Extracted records

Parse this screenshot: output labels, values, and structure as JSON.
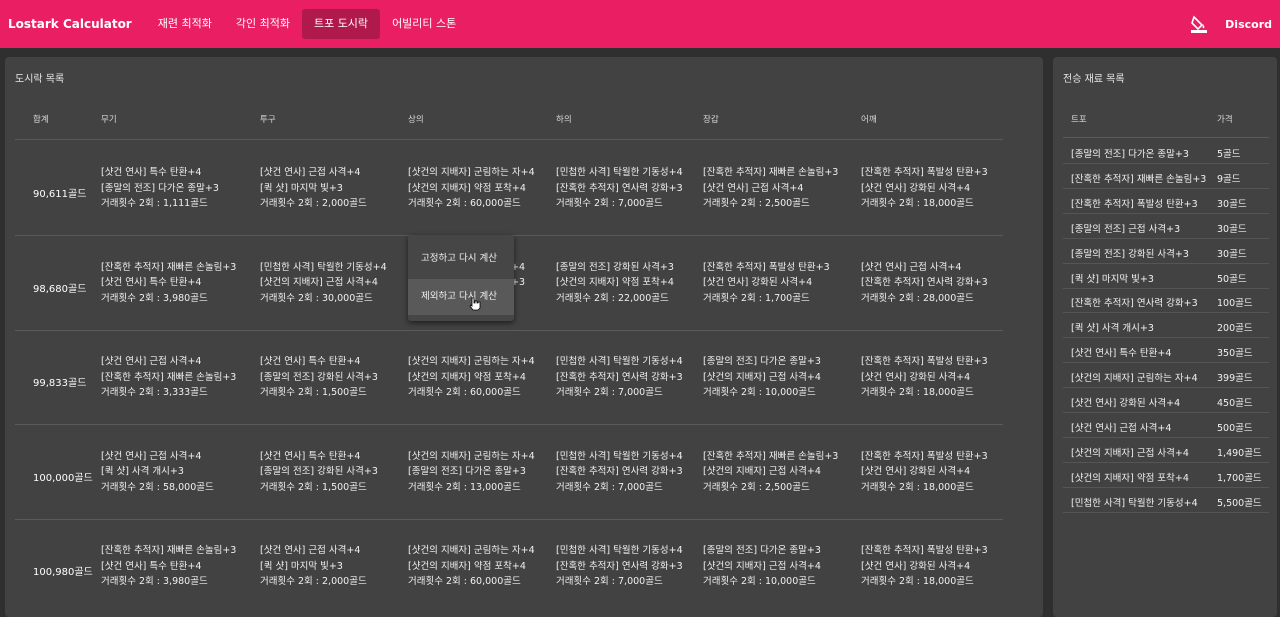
{
  "app": {
    "brand": "Lostark Calculator",
    "tabs": [
      "재련 최적화",
      "각인 최적화",
      "트포 도시락",
      "어빌리티 스톤"
    ],
    "active_tab": 2,
    "discord": "Discord",
    "colors": {
      "accent": "#e91e63",
      "active_tab": "#b0194b",
      "panel": "#424242",
      "background": "#2f2f2f"
    },
    "icons": {
      "theme": "paint-bucket-icon"
    }
  },
  "main": {
    "title": "도시락 목록",
    "headers": [
      "합계",
      "무기",
      "투구",
      "상의",
      "하의",
      "장갑",
      "어깨"
    ],
    "rows": [
      {
        "total": "90,611골드",
        "cells": [
          [
            "[샷건 연사] 특수 탄환+4",
            "[종말의 전조] 다가온 종말+3",
            "거래횟수 2회 : 1,111골드"
          ],
          [
            "[샷건 연사] 근접 사격+4",
            "[퀵 샷] 마지막 빛+3",
            "거래횟수 2회 : 2,000골드"
          ],
          [
            "[샷건의 지배자] 군림하는 자+4",
            "[샷건의 지배자] 약점 포착+4",
            "거래횟수 2회 : 60,000골드"
          ],
          [
            "[민첩한 사격] 탁월한 기동성+4",
            "[잔혹한 추적자] 연사력 강화+3",
            "거래횟수 2회 : 7,000골드"
          ],
          [
            "[잔혹한 추적자] 재빠른 손놀림+3",
            "[샷건 연사] 근접 사격+4",
            "거래횟수 2회 : 2,500골드"
          ],
          [
            "[잔혹한 추적자] 폭발성 탄환+3",
            "[샷건 연사] 강화된 사격+4",
            "거래횟수 2회 : 18,000골드"
          ]
        ]
      },
      {
        "total": "98,680골드",
        "cells": [
          [
            "[잔혹한 추적자] 재빠른 손놀림+3",
            "[샷건 연사] 특수 탄환+4",
            "거래횟수 2회 : 3,980골드"
          ],
          [
            "[민첩한 사격] 탁월한 기동성+4",
            "[샷건의 지배자] 근접 사격+4",
            "거래횟수 2회 : 30,000골드"
          ],
          [
            "+4",
            "+3",
            ""
          ],
          [
            "[종말의 전조] 강화된 사격+3",
            "[샷건의 지배자] 약점 포착+4",
            "거래횟수 2회 : 22,000골드"
          ],
          [
            "[잔혹한 추적자] 폭발성 탄환+3",
            "[샷건 연사] 강화된 사격+4",
            "거래횟수 2회 : 1,700골드"
          ],
          [
            "[샷건 연사] 근접 사격+4",
            "[잔혹한 추적자] 연사력 강화+3",
            "거래횟수 2회 : 28,000골드"
          ]
        ]
      },
      {
        "total": "99,833골드",
        "cells": [
          [
            "[샷건 연사] 근접 사격+4",
            "[잔혹한 추적자] 재빠른 손놀림+3",
            "거래횟수 2회 : 3,333골드"
          ],
          [
            "[샷건 연사] 특수 탄환+4",
            "[종말의 전조] 강화된 사격+3",
            "거래횟수 2회 : 1,500골드"
          ],
          [
            "[샷건의 지배자] 군림하는 자+4",
            "[샷건의 지배자] 약점 포착+4",
            "거래횟수 2회 : 60,000골드"
          ],
          [
            "[민첩한 사격] 탁월한 기동성+4",
            "[잔혹한 추적자] 연사력 강화+3",
            "거래횟수 2회 : 7,000골드"
          ],
          [
            "[종말의 전조] 다가온 종말+3",
            "[샷건의 지배자] 근접 사격+4",
            "거래횟수 2회 : 10,000골드"
          ],
          [
            "[잔혹한 추적자] 폭발성 탄환+3",
            "[샷건 연사] 강화된 사격+4",
            "거래횟수 2회 : 18,000골드"
          ]
        ]
      },
      {
        "total": "100,000골드",
        "cells": [
          [
            "[샷건 연사] 근접 사격+4",
            "[퀵 샷] 사격 개시+3",
            "거래횟수 2회 : 58,000골드"
          ],
          [
            "[샷건 연사] 특수 탄환+4",
            "[종말의 전조] 강화된 사격+3",
            "거래횟수 2회 : 1,500골드"
          ],
          [
            "[샷건의 지배자] 군림하는 자+4",
            "[종말의 전조] 다가온 종말+3",
            "거래횟수 2회 : 13,000골드"
          ],
          [
            "[민첩한 사격] 탁월한 기동성+4",
            "[잔혹한 추적자] 연사력 강화+3",
            "거래횟수 2회 : 7,000골드"
          ],
          [
            "[잔혹한 추적자] 재빠른 손놀림+3",
            "[샷건의 지배자] 근접 사격+4",
            "거래횟수 2회 : 2,500골드"
          ],
          [
            "[잔혹한 추적자] 폭발성 탄환+3",
            "[샷건 연사] 강화된 사격+4",
            "거래횟수 2회 : 18,000골드"
          ]
        ]
      },
      {
        "total": "100,980골드",
        "cells": [
          [
            "[잔혹한 추적자] 재빠른 손놀림+3",
            "[샷건 연사] 특수 탄환+4",
            "거래횟수 2회 : 3,980골드"
          ],
          [
            "[샷건 연사] 근접 사격+4",
            "[퀵 샷] 마지막 빛+3",
            "거래횟수 2회 : 2,000골드"
          ],
          [
            "[샷건의 지배자] 군림하는 자+4",
            "[샷건의 지배자] 약점 포착+4",
            "거래횟수 2회 : 60,000골드"
          ],
          [
            "[민첩한 사격] 탁월한 기동성+4",
            "[잔혹한 추적자] 연사력 강화+3",
            "거래횟수 2회 : 7,000골드"
          ],
          [
            "[종말의 전조] 다가온 종말+3",
            "[샷건의 지배자] 근접 사격+4",
            "거래횟수 2회 : 10,000골드"
          ],
          [
            "[잔혹한 추적자] 폭발성 탄환+3",
            "[샷건 연사] 강화된 사격+4",
            "거래횟수 2회 : 18,000골드"
          ]
        ]
      }
    ],
    "context_menu": [
      "고정하고 다시 계산",
      "제외하고 다시 계산"
    ],
    "context_menu_hover": 1
  },
  "side": {
    "title": "전승 재료 목록",
    "headers": [
      "트포",
      "가격"
    ],
    "items": [
      {
        "name": "[종말의 전조] 다가온 종말+3",
        "price": "5골드"
      },
      {
        "name": "[잔혹한 추적자] 재빠른 손놀림+3",
        "price": "9골드"
      },
      {
        "name": "[잔혹한 추적자] 폭발성 탄환+3",
        "price": "30골드"
      },
      {
        "name": "[종말의 전조] 근접 사격+3",
        "price": "30골드"
      },
      {
        "name": "[종말의 전조] 강화된 사격+3",
        "price": "30골드"
      },
      {
        "name": "[퀵 샷] 마지막 빛+3",
        "price": "50골드"
      },
      {
        "name": "[잔혹한 추적자] 연사력 강화+3",
        "price": "100골드"
      },
      {
        "name": "[퀵 샷] 사격 개시+3",
        "price": "200골드"
      },
      {
        "name": "[샷건 연사] 특수 탄환+4",
        "price": "350골드"
      },
      {
        "name": "[샷건의 지배자] 군림하는 자+4",
        "price": "399골드"
      },
      {
        "name": "[샷건 연사] 강화된 사격+4",
        "price": "450골드"
      },
      {
        "name": "[샷건 연사] 근접 사격+4",
        "price": "500골드"
      },
      {
        "name": "[샷건의 지배자] 근접 사격+4",
        "price": "1,490골드"
      },
      {
        "name": "[샷건의 지배자] 약점 포착+4",
        "price": "1,700골드"
      },
      {
        "name": "[민첩한 사격] 탁월한 기동성+4",
        "price": "5,500골드"
      }
    ]
  }
}
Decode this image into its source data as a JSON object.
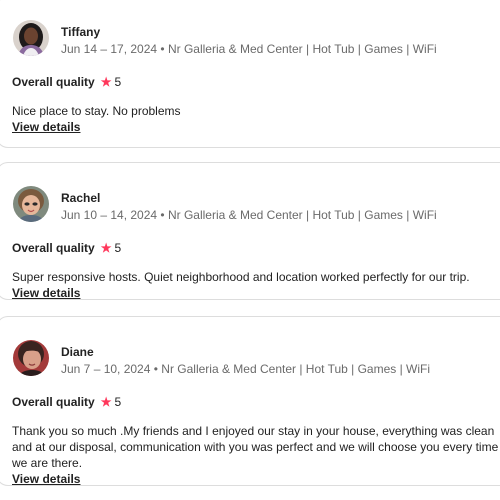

> _Exercise_: Output the data exactly. Pictures don't belong in the result.

> _Completed task_:
Parse this screenshot: output labels, values, and structure as JSON.
{
  "app": {
    "brand": "Lostark Calculator",
    "tabs": [
      "재련 최적화",
      "각인 최적화",
      "트포 도시락",
      "어빌리티 스톤"
    ],
    "active_tab": 2,
    "discord": "Discord",
    "colors": {
      "accent": "#e91e63",
      "active_tab": "#b0194b",
      "panel": "#424242",
      "background": "#2f2f2f"
    },
    "icons": {
      "theme": "paint-bucket-icon"
    }
  },
  "main": {
    "title": "도시락 목록",
    "headers": [
      "합계",
      "무기",
      "투구",
      "상의",
      "하의",
      "장갑",
      "어깨"
    ],
    "rows": [
      {
        "total": "90,611골드",
        "cells": [
          [
            "[샷건 연사] 특수 탄환+4",
            "[종말의 전조] 다가온 종말+3",
            "거래횟수 2회 : 1,111골드"
          ],
          [
            "[샷건 연사] 근접 사격+4",
            "[퀵 샷] 마지막 빛+3",
            "거래횟수 2회 : 2,000골드"
          ],
          [
            "[샷건의 지배자] 군림하는 자+4",
            "[샷건의 지배자] 약점 포착+4",
            "거래횟수 2회 : 60,000골드"
          ],
          [
            "[민첩한 사격] 탁월한 기동성+4",
            "[잔혹한 추적자] 연사력 강화+3",
            "거래횟수 2회 : 7,000골드"
          ],
          [
            "[잔혹한 추적자] 재빠른 손놀림+3",
            "[샷건 연사] 근접 사격+4",
            "거래횟수 2회 : 2,500골드"
          ],
          [
            "[잔혹한 추적자] 폭발성 탄환+3",
            "[샷건 연사] 강화된 사격+4",
            "거래횟수 2회 : 18,000골드"
          ]
        ]
      },
      {
        "total": "98,680골드",
        "cells": [
          [
            "[잔혹한 추적자] 재빠른 손놀림+3",
            "[샷건 연사] 특수 탄환+4",
            "거래횟수 2회 : 3,980골드"
          ],
          [
            "[민첩한 사격] 탁월한 기동성+4",
            "[샷건의 지배자] 근접 사격+4",
            "거래횟수 2회 : 30,000골드"
          ],
          [
            "+4",
            "+3",
            ""
          ],
          [
            "[종말의 전조] 강화된 사격+3",
            "[샷건의 지배자] 약점 포착+4",
            "거래횟수 2회 : 22,000골드"
          ],
          [
            "[잔혹한 추적자] 폭발성 탄환+3",
            "[샷건 연사] 강화된 사격+4",
            "거래횟수 2회 : 1,700골드"
          ],
          [
            "[샷건 연사] 근접 사격+4",
            "[잔혹한 추적자] 연사력 강화+3",
            "거래횟수 2회 : 28,000골드"
          ]
        ]
      },
      {
        "total": "99,833골드",
        "cells": [
          [
            "[샷건 연사] 근접 사격+4",
            "[잔혹한 추적자] 재빠른 손놀림+3",
            "거래횟수 2회 : 3,333골드"
          ],
          [
            "[샷건 연사] 특수 탄환+4",
            "[종말의 전조] 강화된 사격+3",
            "거래횟수 2회 : 1,500골드"
          ],
          [
            "[샷건의 지배자] 군림하는 자+4",
            "[샷건의 지배자] 약점 포착+4",
            "거래횟수 2회 : 60,000골드"
          ],
          [
            "[민첩한 사격] 탁월한 기동성+4",
            "[잔혹한 추적자] 연사력 강화+3",
            "거래횟수 2회 : 7,000골드"
          ],
          [
            "[종말의 전조] 다가온 종말+3",
            "[샷건의 지배자] 근접 사격+4",
            "거래횟수 2회 : 10,000골드"
          ],
          [
            "[잔혹한 추적자] 폭발성 탄환+3",
            "[샷건 연사] 강화된 사격+4",
            "거래횟수 2회 : 18,000골드"
          ]
        ]
      },
      {
        "total": "100,000골드",
        "cells": [
          [
            "[샷건 연사] 근접 사격+4",
            "[퀵 샷] 사격 개시+3",
            "거래횟수 2회 : 58,000골드"
          ],
          [
            "[샷건 연사] 특수 탄환+4",
            "[종말의 전조] 강화된 사격+3",
            "거래횟수 2회 : 1,500골드"
          ],
          [
            "[샷건의 지배자] 군림하는 자+4",
            "[종말의 전조] 다가온 종말+3",
            "거래횟수 2회 : 13,000골드"
          ],
          [
            "[민첩한 사격] 탁월한 기동성+4",
            "[잔혹한 추적자] 연사력 강화+3",
            "거래횟수 2회 : 7,000골드"
          ],
          [
            "[잔혹한 추적자] 재빠른 손놀림+3",
            "[샷건의 지배자] 근접 사격+4",
            "거래횟수 2회 : 2,500골드"
          ],
          [
            "[잔혹한 추적자] 폭발성 탄환+3",
            "[샷건 연사] 강화된 사격+4",
            "거래횟수 2회 : 18,000골드"
          ]
        ]
      },
      {
        "total": "100,980골드",
        "cells": [
          [
            "[잔혹한 추적자] 재빠른 손놀림+3",
            "[샷건 연사] 특수 탄환+4",
            "거래횟수 2회 : 3,980골드"
          ],
          [
            "[샷건 연사] 근접 사격+4",
            "[퀵 샷] 마지막 빛+3",
            "거래횟수 2회 : 2,000골드"
          ],
          [
            "[샷건의 지배자] 군림하는 자+4",
            "[샷건의 지배자] 약점 포착+4",
            "거래횟수 2회 : 60,000골드"
          ],
          [
            "[민첩한 사격] 탁월한 기동성+4",
            "[잔혹한 추적자] 연사력 강화+3",
            "거래횟수 2회 : 7,000골드"
          ],
          [
            "[종말의 전조] 다가온 종말+3",
            "[샷건의 지배자] 근접 사격+4",
            "거래횟수 2회 : 10,000골드"
          ],
          [
            "[잔혹한 추적자] 폭발성 탄환+3",
            "[샷건 연사] 강화된 사격+4",
            "거래횟수 2회 : 18,000골드"
          ]
        ]
      }
    ],
    "context_menu": [
      "고정하고 다시 계산",
      "제외하고 다시 계산"
    ],
    "context_menu_hover": 1
  },
  "side": {
    "title": "전승 재료 목록",
    "headers": [
      "트포",
      "가격"
    ],
    "items": [
      {
        "name": "[종말의 전조] 다가온 종말+3",
        "price": "5골드"
      },
      {
        "name": "[잔혹한 추적자] 재빠른 손놀림+3",
        "price": "9골드"
      },
      {
        "name": "[잔혹한 추적자] 폭발성 탄환+3",
        "price": "30골드"
      },
      {
        "name": "[종말의 전조] 근접 사격+3",
        "price": "30골드"
      },
      {
        "name": "[종말의 전조] 강화된 사격+3",
        "price": "30골드"
      },
      {
        "name": "[퀵 샷] 마지막 빛+3",
        "price": "50골드"
      },
      {
        "name": "[잔혹한 추적자] 연사력 강화+3",
        "price": "100골드"
      },
      {
        "name": "[퀵 샷] 사격 개시+3",
        "price": "200골드"
      },
      {
        "name": "[샷건 연사] 특수 탄환+4",
        "price": "350골드"
      },
      {
        "name": "[샷건의 지배자] 군림하는 자+4",
        "price": "399골드"
      },
      {
        "name": "[샷건 연사] 강화된 사격+4",
        "price": "450골드"
      },
      {
        "name": "[샷건 연사] 근접 사격+4",
        "price": "500골드"
      },
      {
        "name": "[샷건의 지배자] 근접 사격+4",
        "price": "1,490골드"
      },
      {
        "name": "[샷건의 지배자] 약점 포착+4",
        "price": "1,700골드"
      },
      {
        "name": "[민첩한 사격] 탁월한 기동성+4",
        "price": "5,500골드"
      }
    ]
  }
}
Decode this image into its source data as a JSON object.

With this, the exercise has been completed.